[Stored items from a collection]
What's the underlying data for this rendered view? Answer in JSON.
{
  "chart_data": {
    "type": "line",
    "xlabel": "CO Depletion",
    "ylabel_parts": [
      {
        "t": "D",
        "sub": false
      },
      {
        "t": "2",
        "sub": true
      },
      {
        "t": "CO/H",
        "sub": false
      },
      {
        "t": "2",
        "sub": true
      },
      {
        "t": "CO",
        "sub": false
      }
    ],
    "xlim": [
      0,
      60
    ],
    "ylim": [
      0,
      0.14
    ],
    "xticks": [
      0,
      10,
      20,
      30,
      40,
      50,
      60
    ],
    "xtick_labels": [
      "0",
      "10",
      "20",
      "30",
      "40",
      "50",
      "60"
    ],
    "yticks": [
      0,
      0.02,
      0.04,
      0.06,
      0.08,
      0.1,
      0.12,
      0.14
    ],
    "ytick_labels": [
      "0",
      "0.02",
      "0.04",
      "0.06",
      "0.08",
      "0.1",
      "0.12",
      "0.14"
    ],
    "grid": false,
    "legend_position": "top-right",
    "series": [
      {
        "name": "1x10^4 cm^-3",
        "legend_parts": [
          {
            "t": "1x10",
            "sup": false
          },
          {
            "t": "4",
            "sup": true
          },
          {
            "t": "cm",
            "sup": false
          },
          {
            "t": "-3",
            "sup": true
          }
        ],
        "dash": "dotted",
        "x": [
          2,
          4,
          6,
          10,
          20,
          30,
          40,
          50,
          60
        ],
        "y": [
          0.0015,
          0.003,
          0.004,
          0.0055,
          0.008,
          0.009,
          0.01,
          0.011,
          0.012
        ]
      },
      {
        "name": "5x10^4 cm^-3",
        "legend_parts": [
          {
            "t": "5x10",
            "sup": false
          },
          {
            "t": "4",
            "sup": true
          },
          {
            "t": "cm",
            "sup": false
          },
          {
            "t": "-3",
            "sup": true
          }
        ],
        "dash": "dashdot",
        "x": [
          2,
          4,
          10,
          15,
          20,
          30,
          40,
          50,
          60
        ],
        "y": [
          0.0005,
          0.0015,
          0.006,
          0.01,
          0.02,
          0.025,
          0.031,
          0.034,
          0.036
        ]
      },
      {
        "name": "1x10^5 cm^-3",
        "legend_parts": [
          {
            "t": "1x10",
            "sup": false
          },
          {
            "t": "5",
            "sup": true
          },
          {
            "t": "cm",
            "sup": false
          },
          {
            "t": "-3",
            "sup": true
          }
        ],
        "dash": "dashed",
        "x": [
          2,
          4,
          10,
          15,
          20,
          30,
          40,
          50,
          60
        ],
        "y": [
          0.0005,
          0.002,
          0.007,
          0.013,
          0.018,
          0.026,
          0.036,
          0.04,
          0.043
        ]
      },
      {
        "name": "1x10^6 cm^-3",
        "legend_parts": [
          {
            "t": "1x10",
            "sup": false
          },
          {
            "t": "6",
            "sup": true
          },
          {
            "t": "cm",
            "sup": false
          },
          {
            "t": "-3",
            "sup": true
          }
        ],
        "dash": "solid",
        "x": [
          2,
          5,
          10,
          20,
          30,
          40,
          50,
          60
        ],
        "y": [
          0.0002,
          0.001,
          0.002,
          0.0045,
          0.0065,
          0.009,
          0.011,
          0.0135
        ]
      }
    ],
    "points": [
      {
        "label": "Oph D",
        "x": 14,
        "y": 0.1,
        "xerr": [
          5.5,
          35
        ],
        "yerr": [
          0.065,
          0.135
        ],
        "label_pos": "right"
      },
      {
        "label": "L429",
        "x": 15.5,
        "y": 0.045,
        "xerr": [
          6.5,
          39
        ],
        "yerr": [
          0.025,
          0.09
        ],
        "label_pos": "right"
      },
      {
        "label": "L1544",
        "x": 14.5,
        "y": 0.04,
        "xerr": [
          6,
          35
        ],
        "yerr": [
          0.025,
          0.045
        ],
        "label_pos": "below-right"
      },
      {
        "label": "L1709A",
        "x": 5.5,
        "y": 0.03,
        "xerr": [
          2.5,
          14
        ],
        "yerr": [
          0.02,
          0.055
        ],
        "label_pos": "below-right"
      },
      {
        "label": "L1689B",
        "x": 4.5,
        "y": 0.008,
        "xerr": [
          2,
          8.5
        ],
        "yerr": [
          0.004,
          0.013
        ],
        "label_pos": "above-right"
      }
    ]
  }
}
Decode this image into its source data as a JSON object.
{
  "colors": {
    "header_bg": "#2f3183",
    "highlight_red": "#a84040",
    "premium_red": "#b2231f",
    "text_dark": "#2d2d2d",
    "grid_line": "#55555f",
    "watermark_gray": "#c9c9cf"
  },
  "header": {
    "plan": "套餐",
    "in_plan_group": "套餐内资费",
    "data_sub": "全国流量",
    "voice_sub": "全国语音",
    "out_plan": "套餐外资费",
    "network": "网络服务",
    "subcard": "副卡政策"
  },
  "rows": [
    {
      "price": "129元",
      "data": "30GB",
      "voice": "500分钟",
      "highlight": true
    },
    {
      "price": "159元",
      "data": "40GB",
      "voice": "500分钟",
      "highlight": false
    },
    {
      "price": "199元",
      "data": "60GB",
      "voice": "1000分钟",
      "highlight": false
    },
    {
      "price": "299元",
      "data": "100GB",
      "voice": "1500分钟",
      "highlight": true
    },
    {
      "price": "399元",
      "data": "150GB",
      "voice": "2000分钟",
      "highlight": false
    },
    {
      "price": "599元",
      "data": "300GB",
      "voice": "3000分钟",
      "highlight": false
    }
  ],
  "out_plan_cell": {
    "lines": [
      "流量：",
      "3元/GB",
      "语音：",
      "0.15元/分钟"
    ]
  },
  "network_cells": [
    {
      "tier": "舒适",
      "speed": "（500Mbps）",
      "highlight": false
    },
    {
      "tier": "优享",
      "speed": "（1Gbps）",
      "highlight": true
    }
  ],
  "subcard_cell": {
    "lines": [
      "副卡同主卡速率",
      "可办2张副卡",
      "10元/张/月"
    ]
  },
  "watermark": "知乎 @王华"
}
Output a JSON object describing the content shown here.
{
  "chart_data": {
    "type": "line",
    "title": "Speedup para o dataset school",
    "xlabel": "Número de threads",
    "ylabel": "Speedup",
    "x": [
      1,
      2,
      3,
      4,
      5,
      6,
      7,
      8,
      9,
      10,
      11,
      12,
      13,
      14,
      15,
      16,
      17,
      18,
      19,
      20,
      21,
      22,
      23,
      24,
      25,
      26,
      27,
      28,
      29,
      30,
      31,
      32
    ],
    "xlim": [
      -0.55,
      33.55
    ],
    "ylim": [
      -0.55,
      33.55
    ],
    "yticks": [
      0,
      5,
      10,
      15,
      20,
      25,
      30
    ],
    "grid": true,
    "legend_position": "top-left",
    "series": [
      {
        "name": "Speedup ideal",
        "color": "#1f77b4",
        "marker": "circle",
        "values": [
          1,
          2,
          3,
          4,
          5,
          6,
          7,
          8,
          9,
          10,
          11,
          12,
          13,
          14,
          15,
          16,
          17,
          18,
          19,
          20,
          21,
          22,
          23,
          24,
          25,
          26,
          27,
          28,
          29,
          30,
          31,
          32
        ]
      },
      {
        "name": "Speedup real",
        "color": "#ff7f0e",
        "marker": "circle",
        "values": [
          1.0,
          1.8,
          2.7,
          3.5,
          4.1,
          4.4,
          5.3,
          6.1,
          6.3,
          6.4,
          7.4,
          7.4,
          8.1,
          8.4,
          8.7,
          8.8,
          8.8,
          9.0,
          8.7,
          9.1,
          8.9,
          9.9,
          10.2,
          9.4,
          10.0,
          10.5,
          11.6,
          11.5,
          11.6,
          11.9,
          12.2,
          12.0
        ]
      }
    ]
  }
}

## TASK REQUIREMENTS
From the records above, pick out and copy each line holding the word "price".

## SOLUTION TO THIS PROBLEM
      "price": "129元",
      "price": "159元",
      "price": "199元",
      "price": "299元",
      "price": "399元",
      "price": "599元",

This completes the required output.